• **Lines of data**
+++
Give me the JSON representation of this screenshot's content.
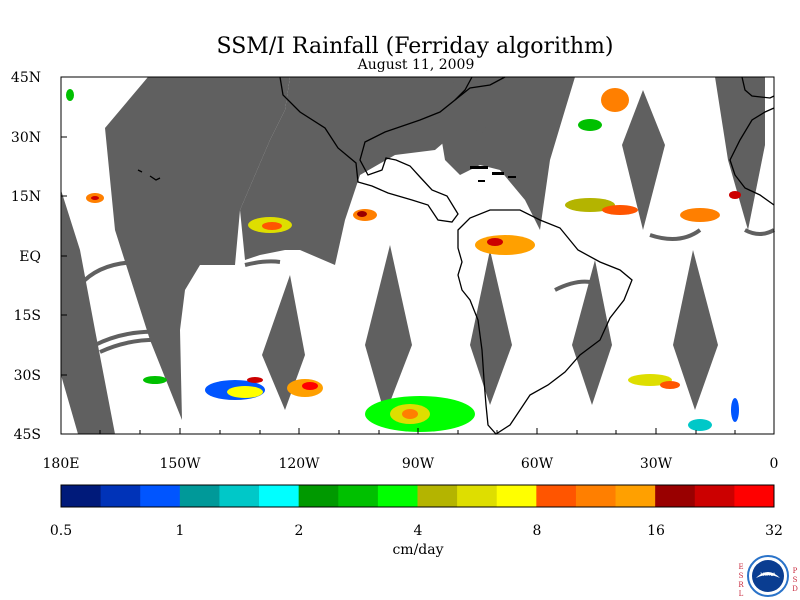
{
  "title": "SSM/I Rainfall (Ferriday algorithm)",
  "subtitle": "August 11, 2009",
  "y_axis_labels": [
    "45N",
    "30N",
    "15N",
    "EQ",
    "15S",
    "30S",
    "45S"
  ],
  "x_axis_labels": [
    "180E",
    "150W",
    "120W",
    "90W",
    "60W",
    "30W",
    "0"
  ],
  "colorbar": {
    "colors": [
      "#001a7a",
      "#0033b8",
      "#0055ff",
      "#009999",
      "#00c8c8",
      "#00ffff",
      "#009900",
      "#00c000",
      "#00ff00",
      "#b4b400",
      "#dede00",
      "#ffff00",
      "#ff5500",
      "#ff7f00",
      "#ffa000",
      "#990000",
      "#cc0000",
      "#ff0000"
    ],
    "tick_labels": [
      "0.5",
      "1",
      "2",
      "4",
      "8",
      "16",
      "32"
    ],
    "unit_label": "cm/day"
  },
  "logo": {
    "left_letters": [
      "E",
      "S",
      "R",
      "L"
    ],
    "right_letters": [
      "P",
      "S",
      "D"
    ],
    "badge_text": "NOAA"
  },
  "colors": {
    "land_outline": "#000000",
    "swath_gap": "#606060",
    "ocean_no_rain": "#ffffff"
  }
}
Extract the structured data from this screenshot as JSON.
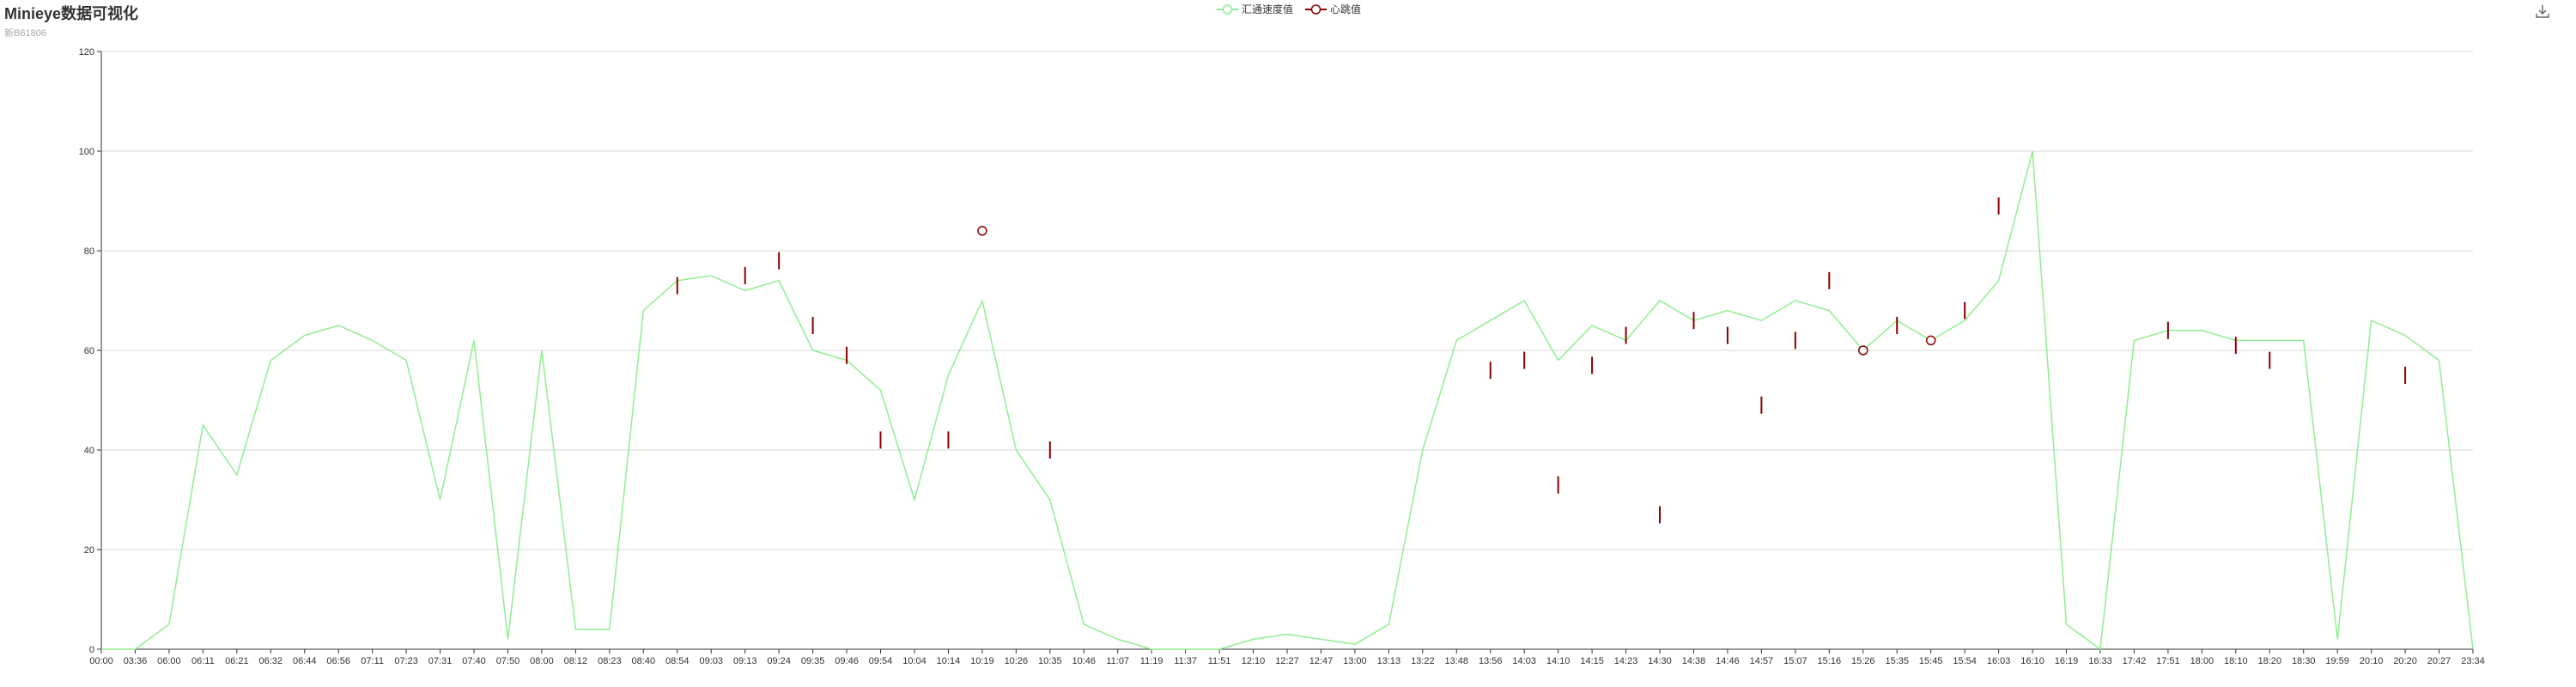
{
  "title": "Minieye数据可视化",
  "subtitle": "新B61806",
  "toolbox": {
    "icon": "download-icon"
  },
  "legend": [
    {
      "name": "汇通速度值",
      "color": "#90ee90",
      "icon": "line-with-hollow-circle"
    },
    {
      "name": "心跳值",
      "color": "#8b0000",
      "icon": "line-with-hollow-circle"
    }
  ],
  "chart_data": {
    "type": "line",
    "ylim": [
      0,
      120
    ],
    "yticks": [
      0,
      20,
      40,
      60,
      80,
      100,
      120
    ],
    "grid": true,
    "legend_position": "top-center",
    "x": [
      "00:00",
      "03:36",
      "06:00",
      "06:11",
      "06:21",
      "06:32",
      "06:44",
      "06:56",
      "07:11",
      "07:23",
      "07:31",
      "07:40",
      "07:50",
      "08:00",
      "08:12",
      "08:23",
      "08:40",
      "08:54",
      "09:03",
      "09:13",
      "09:24",
      "09:35",
      "09:46",
      "09:54",
      "10:04",
      "10:14",
      "10:19",
      "10:26",
      "10:35",
      "10:46",
      "11:07",
      "11:19",
      "11:37",
      "11:51",
      "12:10",
      "12:27",
      "12:47",
      "13:00",
      "13:13",
      "13:22",
      "13:48",
      "13:56",
      "14:03",
      "14:10",
      "14:15",
      "14:23",
      "14:30",
      "14:38",
      "14:46",
      "14:57",
      "15:07",
      "15:16",
      "15:26",
      "15:35",
      "15:45",
      "15:54",
      "16:03",
      "16:10",
      "16:19",
      "16:33",
      "17:42",
      "17:51",
      "18:00",
      "18:10",
      "18:20",
      "18:30",
      "19:59",
      "20:10",
      "20:20",
      "20:27",
      "23:34"
    ],
    "series": [
      {
        "name": "汇通速度值",
        "color": "#90ee90",
        "values": [
          0,
          0,
          5,
          45,
          35,
          58,
          63,
          65,
          62,
          58,
          30,
          62,
          2,
          60,
          4,
          4,
          68,
          74,
          75,
          72,
          74,
          60,
          58,
          52,
          30,
          55,
          70,
          40,
          30,
          5,
          2,
          0,
          0,
          0,
          2,
          3,
          2,
          1,
          5,
          40,
          62,
          66,
          70,
          58,
          65,
          62,
          70,
          66,
          68,
          66,
          70,
          68,
          60,
          66,
          62,
          66,
          74,
          100,
          5,
          0,
          62,
          64,
          64,
          62,
          62,
          62,
          2,
          66,
          63,
          58,
          0
        ]
      },
      {
        "name": "心跳值",
        "color": "#8b0000",
        "points": [
          {
            "x": "08:54",
            "y": 73
          },
          {
            "x": "09:13",
            "y": 75
          },
          {
            "x": "09:24",
            "y": 78
          },
          {
            "x": "09:35",
            "y": 65
          },
          {
            "x": "09:46",
            "y": 59
          },
          {
            "x": "09:54",
            "y": 42
          },
          {
            "x": "10:14",
            "y": 42
          },
          {
            "x": "10:19",
            "y": 84,
            "marker": true
          },
          {
            "x": "10:35",
            "y": 40
          },
          {
            "x": "13:56",
            "y": 56
          },
          {
            "x": "14:03",
            "y": 58
          },
          {
            "x": "14:10",
            "y": 33
          },
          {
            "x": "14:15",
            "y": 57
          },
          {
            "x": "14:23",
            "y": 63
          },
          {
            "x": "14:30",
            "y": 27
          },
          {
            "x": "14:38",
            "y": 66
          },
          {
            "x": "14:46",
            "y": 63
          },
          {
            "x": "14:57",
            "y": 49
          },
          {
            "x": "15:07",
            "y": 62
          },
          {
            "x": "15:16",
            "y": 74
          },
          {
            "x": "15:26",
            "y": 60,
            "marker": true
          },
          {
            "x": "15:35",
            "y": 65
          },
          {
            "x": "15:45",
            "y": 62,
            "marker": true
          },
          {
            "x": "15:54",
            "y": 68
          },
          {
            "x": "16:03",
            "y": 89
          },
          {
            "x": "17:51",
            "y": 64
          },
          {
            "x": "18:10",
            "y": 61
          },
          {
            "x": "18:20",
            "y": 58
          },
          {
            "x": "20:20",
            "y": 55
          }
        ]
      }
    ]
  }
}
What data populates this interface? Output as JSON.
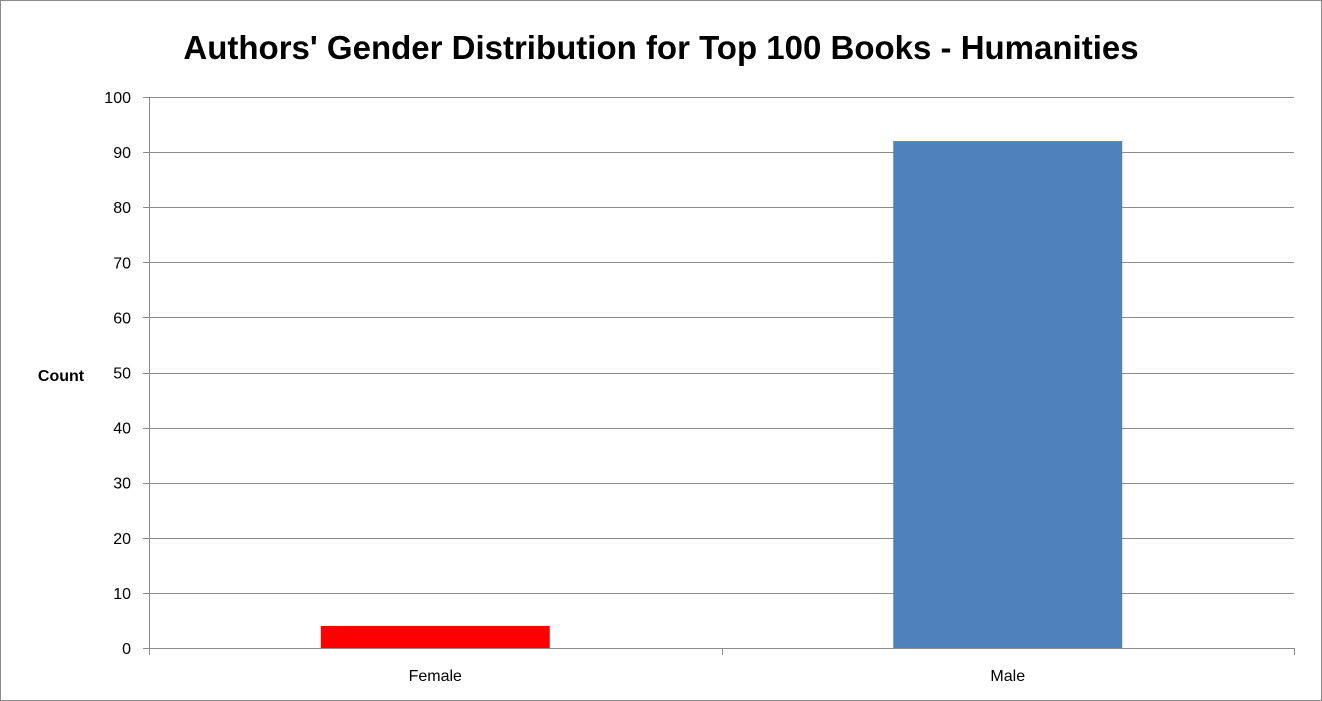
{
  "chart_data": {
    "type": "bar",
    "title": "Authors' Gender Distribution for Top 100 Books - Humanities",
    "xlabel": "",
    "ylabel": "Count",
    "categories": [
      "Female",
      "Male"
    ],
    "values": [
      4,
      92
    ],
    "bar_colors": [
      "#ff0000",
      "#4f81bd"
    ],
    "ylim": [
      0,
      100
    ],
    "yticks": [
      "0",
      "10",
      "20",
      "30",
      "40",
      "50",
      "60",
      "70",
      "80",
      "90",
      "100"
    ],
    "grid": true,
    "legend": "none"
  }
}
+++
• **PROBLEM TO WORK ON**
Copy every line above word for word and exclude the pictures.

• **THE OUTPUT**
Give me the JSON representation of this screenshot's content.
{
  "title": "SSM/I Rainfall (Ferriday algorithm)",
  "subtitle": "August 11, 2009",
  "y_axis_labels": [
    "45N",
    "30N",
    "15N",
    "EQ",
    "15S",
    "30S",
    "45S"
  ],
  "x_axis_labels": [
    "180E",
    "150W",
    "120W",
    "90W",
    "60W",
    "30W",
    "0"
  ],
  "colorbar": {
    "colors": [
      "#001a7a",
      "#0033b8",
      "#0055ff",
      "#009999",
      "#00c8c8",
      "#00ffff",
      "#009900",
      "#00c000",
      "#00ff00",
      "#b4b400",
      "#dede00",
      "#ffff00",
      "#ff5500",
      "#ff7f00",
      "#ffa000",
      "#990000",
      "#cc0000",
      "#ff0000"
    ],
    "tick_labels": [
      "0.5",
      "1",
      "2",
      "4",
      "8",
      "16",
      "32"
    ],
    "unit_label": "cm/day"
  },
  "logo": {
    "left_letters": [
      "E",
      "S",
      "R",
      "L"
    ],
    "right_letters": [
      "P",
      "S",
      "D"
    ],
    "badge_text": "NOAA"
  },
  "colors": {
    "land_outline": "#000000",
    "swath_gap": "#606060",
    "ocean_no_rain": "#ffffff"
  }
}
Extract the structured data from this screenshot as JSON.
{
  "title": "Minieye数据可视化",
  "subtitle": "新B61806",
  "toolbox": {
    "icon": "download-icon"
  },
  "legend": [
    {
      "name": "汇通速度值",
      "color": "#90ee90",
      "icon": "line-with-hollow-circle"
    },
    {
      "name": "心跳值",
      "color": "#8b0000",
      "icon": "line-with-hollow-circle"
    }
  ],
  "chart_data": {
    "type": "line",
    "ylim": [
      0,
      120
    ],
    "yticks": [
      0,
      20,
      40,
      60,
      80,
      100,
      120
    ],
    "grid": true,
    "legend_position": "top-center",
    "x": [
      "00:00",
      "03:36",
      "06:00",
      "06:11",
      "06:21",
      "06:32",
      "06:44",
      "06:56",
      "07:11",
      "07:23",
      "07:31",
      "07:40",
      "07:50",
      "08:00",
      "08:12",
      "08:23",
      "08:40",
      "08:54",
      "09:03",
      "09:13",
      "09:24",
      "09:35",
      "09:46",
      "09:54",
      "10:04",
      "10:14",
      "10:19",
      "10:26",
      "10:35",
      "10:46",
      "11:07",
      "11:19",
      "11:37",
      "11:51",
      "12:10",
      "12:27",
      "12:47",
      "13:00",
      "13:13",
      "13:22",
      "13:48",
      "13:56",
      "14:03",
      "14:10",
      "14:15",
      "14:23",
      "14:30",
      "14:38",
      "14:46",
      "14:57",
      "15:07",
      "15:16",
      "15:26",
      "15:35",
      "15:45",
      "15:54",
      "16:03",
      "16:10",
      "16:19",
      "16:33",
      "17:42",
      "17:51",
      "18:00",
      "18:10",
      "18:20",
      "18:30",
      "19:59",
      "20:10",
      "20:20",
      "20:27",
      "23:34"
    ],
    "series": [
      {
        "name": "汇通速度值",
        "color": "#90ee90",
        "values": [
          0,
          0,
          5,
          45,
          35,
          58,
          63,
          65,
          62,
          58,
          30,
          62,
          2,
          60,
          4,
          4,
          68,
          74,
          75,
          72,
          74,
          60,
          58,
          52,
          30,
          55,
          70,
          40,
          30,
          5,
          2,
          0,
          0,
          0,
          2,
          3,
          2,
          1,
          5,
          40,
          62,
          66,
          70,
          58,
          65,
          62,
          70,
          66,
          68,
          66,
          70,
          68,
          60,
          66,
          62,
          66,
          74,
          100,
          5,
          0,
          62,
          64,
          64,
          62,
          62,
          62,
          2,
          66,
          63,
          58,
          0
        ]
      },
      {
        "name": "心跳值",
        "color": "#8b0000",
        "points": [
          {
            "x": "08:54",
            "y": 73
          },
          {
            "x": "09:13",
            "y": 75
          },
          {
            "x": "09:24",
            "y": 78
          },
          {
            "x": "09:35",
            "y": 65
          },
          {
            "x": "09:46",
            "y": 59
          },
          {
            "x": "09:54",
            "y": 42
          },
          {
            "x": "10:14",
            "y": 42
          },
          {
            "x": "10:19",
            "y": 84,
            "marker": true
          },
          {
            "x": "10:35",
            "y": 40
          },
          {
            "x": "13:56",
            "y": 56
          },
          {
            "x": "14:03",
            "y": 58
          },
          {
            "x": "14:10",
            "y": 33
          },
          {
            "x": "14:15",
            "y": 57
          },
          {
            "x": "14:23",
            "y": 63
          },
          {
            "x": "14:30",
            "y": 27
          },
          {
            "x": "14:38",
            "y": 66
          },
          {
            "x": "14:46",
            "y": 63
          },
          {
            "x": "14:57",
            "y": 49
          },
          {
            "x": "15:07",
            "y": 62
          },
          {
            "x": "15:16",
            "y": 74
          },
          {
            "x": "15:26",
            "y": 60,
            "marker": true
          },
          {
            "x": "15:35",
            "y": 65
          },
          {
            "x": "15:45",
            "y": 62,
            "marker": true
          },
          {
            "x": "15:54",
            "y": 68
          },
          {
            "x": "16:03",
            "y": 89
          },
          {
            "x": "17:51",
            "y": 64
          },
          {
            "x": "18:10",
            "y": 61
          },
          {
            "x": "18:20",
            "y": 58
          },
          {
            "x": "20:20",
            "y": 55
          }
        ]
      }
    ]
  }
}
What data populates this interface? Output as JSON.
{
  "chart_data": {
    "type": "bar",
    "title": "Authors' Gender Distribution for Top 100 Books - Humanities",
    "xlabel": "",
    "ylabel": "Count",
    "categories": [
      "Female",
      "Male"
    ],
    "values": [
      4,
      92
    ],
    "bar_colors": [
      "#ff0000",
      "#4f81bd"
    ],
    "ylim": [
      0,
      100
    ],
    "yticks": [
      "0",
      "10",
      "20",
      "30",
      "40",
      "50",
      "60",
      "70",
      "80",
      "90",
      "100"
    ],
    "grid": true,
    "legend": "none"
  }
}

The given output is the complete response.